Start PROVIDED DATA

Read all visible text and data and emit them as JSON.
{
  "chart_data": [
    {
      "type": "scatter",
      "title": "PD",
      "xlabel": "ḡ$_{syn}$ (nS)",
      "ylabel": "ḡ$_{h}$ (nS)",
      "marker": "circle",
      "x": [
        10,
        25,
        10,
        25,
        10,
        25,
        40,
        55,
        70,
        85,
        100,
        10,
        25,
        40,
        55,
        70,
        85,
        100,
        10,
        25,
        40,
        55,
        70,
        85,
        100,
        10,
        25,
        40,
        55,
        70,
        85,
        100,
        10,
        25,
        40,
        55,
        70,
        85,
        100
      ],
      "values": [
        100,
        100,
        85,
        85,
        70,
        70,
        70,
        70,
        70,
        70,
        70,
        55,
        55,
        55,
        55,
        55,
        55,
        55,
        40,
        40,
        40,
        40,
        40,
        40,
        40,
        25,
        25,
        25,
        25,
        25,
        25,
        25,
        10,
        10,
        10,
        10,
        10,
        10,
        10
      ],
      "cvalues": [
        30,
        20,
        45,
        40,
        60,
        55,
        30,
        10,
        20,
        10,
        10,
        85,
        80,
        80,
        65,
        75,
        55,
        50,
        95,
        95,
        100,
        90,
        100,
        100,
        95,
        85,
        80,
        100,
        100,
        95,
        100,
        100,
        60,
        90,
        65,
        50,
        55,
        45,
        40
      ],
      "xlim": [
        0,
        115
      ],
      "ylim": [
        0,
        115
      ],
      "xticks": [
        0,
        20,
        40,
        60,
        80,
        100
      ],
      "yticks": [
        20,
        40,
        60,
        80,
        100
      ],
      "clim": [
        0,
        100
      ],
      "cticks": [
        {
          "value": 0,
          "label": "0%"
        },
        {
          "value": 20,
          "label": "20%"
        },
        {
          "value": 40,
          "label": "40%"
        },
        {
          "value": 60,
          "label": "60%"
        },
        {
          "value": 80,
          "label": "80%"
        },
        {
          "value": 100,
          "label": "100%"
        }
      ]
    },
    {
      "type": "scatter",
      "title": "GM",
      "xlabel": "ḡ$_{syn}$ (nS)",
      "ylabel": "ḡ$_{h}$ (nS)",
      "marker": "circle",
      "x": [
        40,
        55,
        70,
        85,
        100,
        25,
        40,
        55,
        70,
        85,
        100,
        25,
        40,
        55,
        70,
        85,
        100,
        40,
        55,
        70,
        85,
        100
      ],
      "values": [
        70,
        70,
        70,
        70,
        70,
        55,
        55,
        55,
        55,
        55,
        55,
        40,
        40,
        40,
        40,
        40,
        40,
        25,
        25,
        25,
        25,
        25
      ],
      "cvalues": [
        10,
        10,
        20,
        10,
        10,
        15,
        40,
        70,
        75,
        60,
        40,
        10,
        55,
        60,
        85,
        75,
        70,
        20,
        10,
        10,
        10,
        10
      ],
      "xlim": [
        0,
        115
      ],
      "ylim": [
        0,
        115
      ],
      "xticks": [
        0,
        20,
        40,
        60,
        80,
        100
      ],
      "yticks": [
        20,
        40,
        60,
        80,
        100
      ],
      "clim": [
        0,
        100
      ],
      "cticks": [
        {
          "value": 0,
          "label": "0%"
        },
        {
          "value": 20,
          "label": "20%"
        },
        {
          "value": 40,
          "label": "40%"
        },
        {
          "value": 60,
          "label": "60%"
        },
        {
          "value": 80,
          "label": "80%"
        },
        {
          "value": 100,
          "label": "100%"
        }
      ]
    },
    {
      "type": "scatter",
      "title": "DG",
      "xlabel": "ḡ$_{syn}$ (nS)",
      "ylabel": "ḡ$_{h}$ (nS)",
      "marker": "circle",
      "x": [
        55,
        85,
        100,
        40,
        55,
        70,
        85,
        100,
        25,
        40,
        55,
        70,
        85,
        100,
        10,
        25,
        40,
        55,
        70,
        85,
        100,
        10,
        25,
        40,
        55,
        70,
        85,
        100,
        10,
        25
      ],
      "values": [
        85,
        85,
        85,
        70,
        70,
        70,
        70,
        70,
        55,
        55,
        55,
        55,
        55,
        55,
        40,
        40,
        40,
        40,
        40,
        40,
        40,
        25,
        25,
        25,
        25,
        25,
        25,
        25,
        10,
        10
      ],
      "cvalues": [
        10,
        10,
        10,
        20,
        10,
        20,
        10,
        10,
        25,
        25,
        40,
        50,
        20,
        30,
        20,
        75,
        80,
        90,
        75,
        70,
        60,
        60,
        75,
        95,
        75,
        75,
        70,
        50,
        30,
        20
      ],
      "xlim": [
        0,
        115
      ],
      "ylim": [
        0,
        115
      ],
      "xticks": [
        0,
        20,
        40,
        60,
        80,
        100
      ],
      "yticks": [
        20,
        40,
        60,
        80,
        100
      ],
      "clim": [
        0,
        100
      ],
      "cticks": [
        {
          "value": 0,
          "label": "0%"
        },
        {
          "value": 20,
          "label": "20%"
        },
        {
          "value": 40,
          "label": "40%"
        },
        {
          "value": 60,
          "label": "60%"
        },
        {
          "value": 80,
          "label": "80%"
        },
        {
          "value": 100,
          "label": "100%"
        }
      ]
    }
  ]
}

End PROVIDED DATA

■ **GIVEN PROBLEM**:
Copy out each line above, character for character.

■ **SOLUTION TO THE PROBLEM**:
Read all visible text and data and emit them as JSON.
{
  "chart_data": [
    {
      "type": "scatter",
      "title": "PD",
      "xlabel": "ḡ$_{syn}$ (nS)",
      "ylabel": "ḡ$_{h}$ (nS)",
      "marker": "circle",
      "x": [
        10,
        25,
        10,
        25,
        10,
        25,
        40,
        55,
        70,
        85,
        100,
        10,
        25,
        40,
        55,
        70,
        85,
        100,
        10,
        25,
        40,
        55,
        70,
        85,
        100,
        10,
        25,
        40,
        55,
        70,
        85,
        100,
        10,
        25,
        40,
        55,
        70,
        85,
        100
      ],
      "values": [
        100,
        100,
        85,
        85,
        70,
        70,
        70,
        70,
        70,
        70,
        70,
        55,
        55,
        55,
        55,
        55,
        55,
        55,
        40,
        40,
        40,
        40,
        40,
        40,
        40,
        25,
        25,
        25,
        25,
        25,
        25,
        25,
        10,
        10,
        10,
        10,
        10,
        10,
        10
      ],
      "cvalues": [
        30,
        20,
        45,
        40,
        60,
        55,
        30,
        10,
        20,
        10,
        10,
        85,
        80,
        80,
        65,
        75,
        55,
        50,
        95,
        95,
        100,
        90,
        100,
        100,
        95,
        85,
        80,
        100,
        100,
        95,
        100,
        100,
        60,
        90,
        65,
        50,
        55,
        45,
        40
      ],
      "xlim": [
        0,
        115
      ],
      "ylim": [
        0,
        115
      ],
      "xticks": [
        0,
        20,
        40,
        60,
        80,
        100
      ],
      "yticks": [
        20,
        40,
        60,
        80,
        100
      ],
      "clim": [
        0,
        100
      ],
      "cticks": [
        {
          "value": 0,
          "label": "0%"
        },
        {
          "value": 20,
          "label": "20%"
        },
        {
          "value": 40,
          "label": "40%"
        },
        {
          "value": 60,
          "label": "60%"
        },
        {
          "value": 80,
          "label": "80%"
        },
        {
          "value": 100,
          "label": "100%"
        }
      ]
    },
    {
      "type": "scatter",
      "title": "GM",
      "xlabel": "ḡ$_{syn}$ (nS)",
      "ylabel": "ḡ$_{h}$ (nS)",
      "marker": "circle",
      "x": [
        40,
        55,
        70,
        85,
        100,
        25,
        40,
        55,
        70,
        85,
        100,
        25,
        40,
        55,
        70,
        85,
        100,
        40,
        55,
        70,
        85,
        100
      ],
      "values": [
        70,
        70,
        70,
        70,
        70,
        55,
        55,
        55,
        55,
        55,
        55,
        40,
        40,
        40,
        40,
        40,
        40,
        25,
        25,
        25,
        25,
        25
      ],
      "cvalues": [
        10,
        10,
        20,
        10,
        10,
        15,
        40,
        70,
        75,
        60,
        40,
        10,
        55,
        60,
        85,
        75,
        70,
        20,
        10,
        10,
        10,
        10
      ],
      "xlim": [
        0,
        115
      ],
      "ylim": [
        0,
        115
      ],
      "xticks": [
        0,
        20,
        40,
        60,
        80,
        100
      ],
      "yticks": [
        20,
        40,
        60,
        80,
        100
      ],
      "clim": [
        0,
        100
      ],
      "cticks": [
        {
          "value": 0,
          "label": "0%"
        },
        {
          "value": 20,
          "label": "20%"
        },
        {
          "value": 40,
          "label": "40%"
        },
        {
          "value": 60,
          "label": "60%"
        },
        {
          "value": 80,
          "label": "80%"
        },
        {
          "value": 100,
          "label": "100%"
        }
      ]
    },
    {
      "type": "scatter",
      "title": "DG",
      "xlabel": "ḡ$_{syn}$ (nS)",
      "ylabel": "ḡ$_{h}$ (nS)",
      "marker": "circle",
      "x": [
        55,
        85,
        100,
        40,
        55,
        70,
        85,
        100,
        25,
        40,
        55,
        70,
        85,
        100,
        10,
        25,
        40,
        55,
        70,
        85,
        100,
        10,
        25,
        40,
        55,
        70,
        85,
        100,
        10,
        25
      ],
      "values": [
        85,
        85,
        85,
        70,
        70,
        70,
        70,
        70,
        55,
        55,
        55,
        55,
        55,
        55,
        40,
        40,
        40,
        40,
        40,
        40,
        40,
        25,
        25,
        25,
        25,
        25,
        25,
        25,
        10,
        10
      ],
      "cvalues": [
        10,
        10,
        10,
        20,
        10,
        20,
        10,
        10,
        25,
        25,
        40,
        50,
        20,
        30,
        20,
        75,
        80,
        90,
        75,
        70,
        60,
        60,
        75,
        95,
        75,
        75,
        70,
        50,
        30,
        20
      ],
      "xlim": [
        0,
        115
      ],
      "ylim": [
        0,
        115
      ],
      "xticks": [
        0,
        20,
        40,
        60,
        80,
        100
      ],
      "yticks": [
        20,
        40,
        60,
        80,
        100
      ],
      "clim": [
        0,
        100
      ],
      "cticks": [
        {
          "value": 0,
          "label": "0%"
        },
        {
          "value": 20,
          "label": "20%"
        },
        {
          "value": 40,
          "label": "40%"
        },
        {
          "value": 60,
          "label": "60%"
        },
        {
          "value": 80,
          "label": "80%"
        },
        {
          "value": 100,
          "label": "100%"
        }
      ]
    }
  ]
}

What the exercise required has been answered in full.